#### Extracted data
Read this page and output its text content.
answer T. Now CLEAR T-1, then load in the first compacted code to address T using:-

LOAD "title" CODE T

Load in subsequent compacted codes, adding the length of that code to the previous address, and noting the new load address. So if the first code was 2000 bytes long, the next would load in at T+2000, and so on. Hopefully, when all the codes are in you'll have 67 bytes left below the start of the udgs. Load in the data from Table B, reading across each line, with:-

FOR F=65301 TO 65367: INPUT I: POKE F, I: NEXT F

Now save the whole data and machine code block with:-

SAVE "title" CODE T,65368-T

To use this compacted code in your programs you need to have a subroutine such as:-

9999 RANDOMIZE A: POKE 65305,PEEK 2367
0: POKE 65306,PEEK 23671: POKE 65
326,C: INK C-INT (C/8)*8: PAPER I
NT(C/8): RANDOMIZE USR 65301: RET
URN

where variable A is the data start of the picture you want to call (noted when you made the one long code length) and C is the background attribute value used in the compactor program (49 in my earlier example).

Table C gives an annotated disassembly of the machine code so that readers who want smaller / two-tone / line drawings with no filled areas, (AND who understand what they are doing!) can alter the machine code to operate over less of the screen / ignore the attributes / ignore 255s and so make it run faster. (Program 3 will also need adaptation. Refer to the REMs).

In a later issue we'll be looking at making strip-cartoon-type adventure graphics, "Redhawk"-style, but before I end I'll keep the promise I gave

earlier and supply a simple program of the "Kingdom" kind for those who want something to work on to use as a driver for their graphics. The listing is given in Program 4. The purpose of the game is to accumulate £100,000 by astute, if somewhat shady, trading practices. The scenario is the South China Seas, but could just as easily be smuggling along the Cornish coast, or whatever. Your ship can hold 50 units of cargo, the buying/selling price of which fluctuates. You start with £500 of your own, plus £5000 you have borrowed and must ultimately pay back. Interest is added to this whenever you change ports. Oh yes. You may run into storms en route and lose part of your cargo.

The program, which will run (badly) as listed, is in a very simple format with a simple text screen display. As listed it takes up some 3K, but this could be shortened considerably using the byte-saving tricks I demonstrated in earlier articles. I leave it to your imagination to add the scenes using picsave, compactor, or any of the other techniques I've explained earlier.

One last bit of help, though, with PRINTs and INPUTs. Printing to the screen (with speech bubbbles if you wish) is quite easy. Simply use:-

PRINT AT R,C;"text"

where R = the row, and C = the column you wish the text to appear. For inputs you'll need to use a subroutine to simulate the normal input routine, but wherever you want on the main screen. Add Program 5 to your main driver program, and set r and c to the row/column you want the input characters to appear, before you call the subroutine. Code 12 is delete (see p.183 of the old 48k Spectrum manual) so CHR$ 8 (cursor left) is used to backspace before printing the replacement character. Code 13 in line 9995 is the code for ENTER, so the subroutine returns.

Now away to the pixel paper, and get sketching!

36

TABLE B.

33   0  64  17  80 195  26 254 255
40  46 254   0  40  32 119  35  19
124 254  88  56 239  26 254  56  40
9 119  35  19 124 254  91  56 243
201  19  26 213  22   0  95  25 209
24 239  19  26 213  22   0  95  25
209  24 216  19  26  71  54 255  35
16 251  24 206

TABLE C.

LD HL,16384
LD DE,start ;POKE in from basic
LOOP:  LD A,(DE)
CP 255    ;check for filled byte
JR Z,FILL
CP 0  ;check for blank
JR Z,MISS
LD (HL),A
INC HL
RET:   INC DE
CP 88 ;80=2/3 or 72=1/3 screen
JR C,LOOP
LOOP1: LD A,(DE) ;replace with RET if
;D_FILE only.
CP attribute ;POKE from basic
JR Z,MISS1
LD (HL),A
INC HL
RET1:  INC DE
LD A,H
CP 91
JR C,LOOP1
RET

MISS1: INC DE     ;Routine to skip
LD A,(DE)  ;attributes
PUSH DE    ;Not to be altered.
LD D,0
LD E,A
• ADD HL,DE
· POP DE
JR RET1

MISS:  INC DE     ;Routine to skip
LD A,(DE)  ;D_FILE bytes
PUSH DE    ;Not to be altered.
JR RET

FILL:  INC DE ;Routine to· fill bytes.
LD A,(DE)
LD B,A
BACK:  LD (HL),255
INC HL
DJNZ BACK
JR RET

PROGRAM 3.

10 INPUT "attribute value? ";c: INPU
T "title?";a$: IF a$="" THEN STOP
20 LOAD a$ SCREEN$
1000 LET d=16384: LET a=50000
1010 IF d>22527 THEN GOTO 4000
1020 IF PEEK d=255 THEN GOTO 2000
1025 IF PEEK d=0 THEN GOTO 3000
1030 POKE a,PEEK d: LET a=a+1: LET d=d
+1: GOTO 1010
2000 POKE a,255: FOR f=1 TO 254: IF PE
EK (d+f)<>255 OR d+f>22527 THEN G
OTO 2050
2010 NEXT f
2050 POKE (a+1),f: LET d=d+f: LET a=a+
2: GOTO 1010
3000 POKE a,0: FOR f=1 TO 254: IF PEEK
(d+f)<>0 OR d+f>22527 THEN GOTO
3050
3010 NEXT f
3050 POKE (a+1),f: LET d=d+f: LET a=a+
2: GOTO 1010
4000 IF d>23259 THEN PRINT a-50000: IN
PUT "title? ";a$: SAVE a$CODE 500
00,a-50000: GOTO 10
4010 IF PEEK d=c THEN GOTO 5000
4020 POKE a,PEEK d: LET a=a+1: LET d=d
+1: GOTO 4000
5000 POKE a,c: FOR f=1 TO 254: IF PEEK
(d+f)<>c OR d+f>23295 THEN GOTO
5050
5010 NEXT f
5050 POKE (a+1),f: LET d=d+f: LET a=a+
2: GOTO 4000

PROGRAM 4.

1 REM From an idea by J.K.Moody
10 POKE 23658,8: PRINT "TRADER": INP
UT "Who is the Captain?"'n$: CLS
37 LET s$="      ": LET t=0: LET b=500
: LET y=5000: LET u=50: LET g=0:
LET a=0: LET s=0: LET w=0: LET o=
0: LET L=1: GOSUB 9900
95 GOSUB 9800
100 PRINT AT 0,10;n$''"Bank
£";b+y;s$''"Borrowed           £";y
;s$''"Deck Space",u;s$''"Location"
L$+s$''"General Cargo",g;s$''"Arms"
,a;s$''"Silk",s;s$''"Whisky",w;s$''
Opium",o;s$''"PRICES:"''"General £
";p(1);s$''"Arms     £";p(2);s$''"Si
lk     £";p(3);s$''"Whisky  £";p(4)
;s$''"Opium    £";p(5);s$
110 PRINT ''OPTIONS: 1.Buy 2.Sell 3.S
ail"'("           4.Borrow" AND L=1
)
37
########
- **Written problem**
Find every line in the records above that contains the word "skip", and copy each one.

- **Output**
MISS1: INC DE     ;Routine to skip
MISS:  INC DE     ;Routine to skip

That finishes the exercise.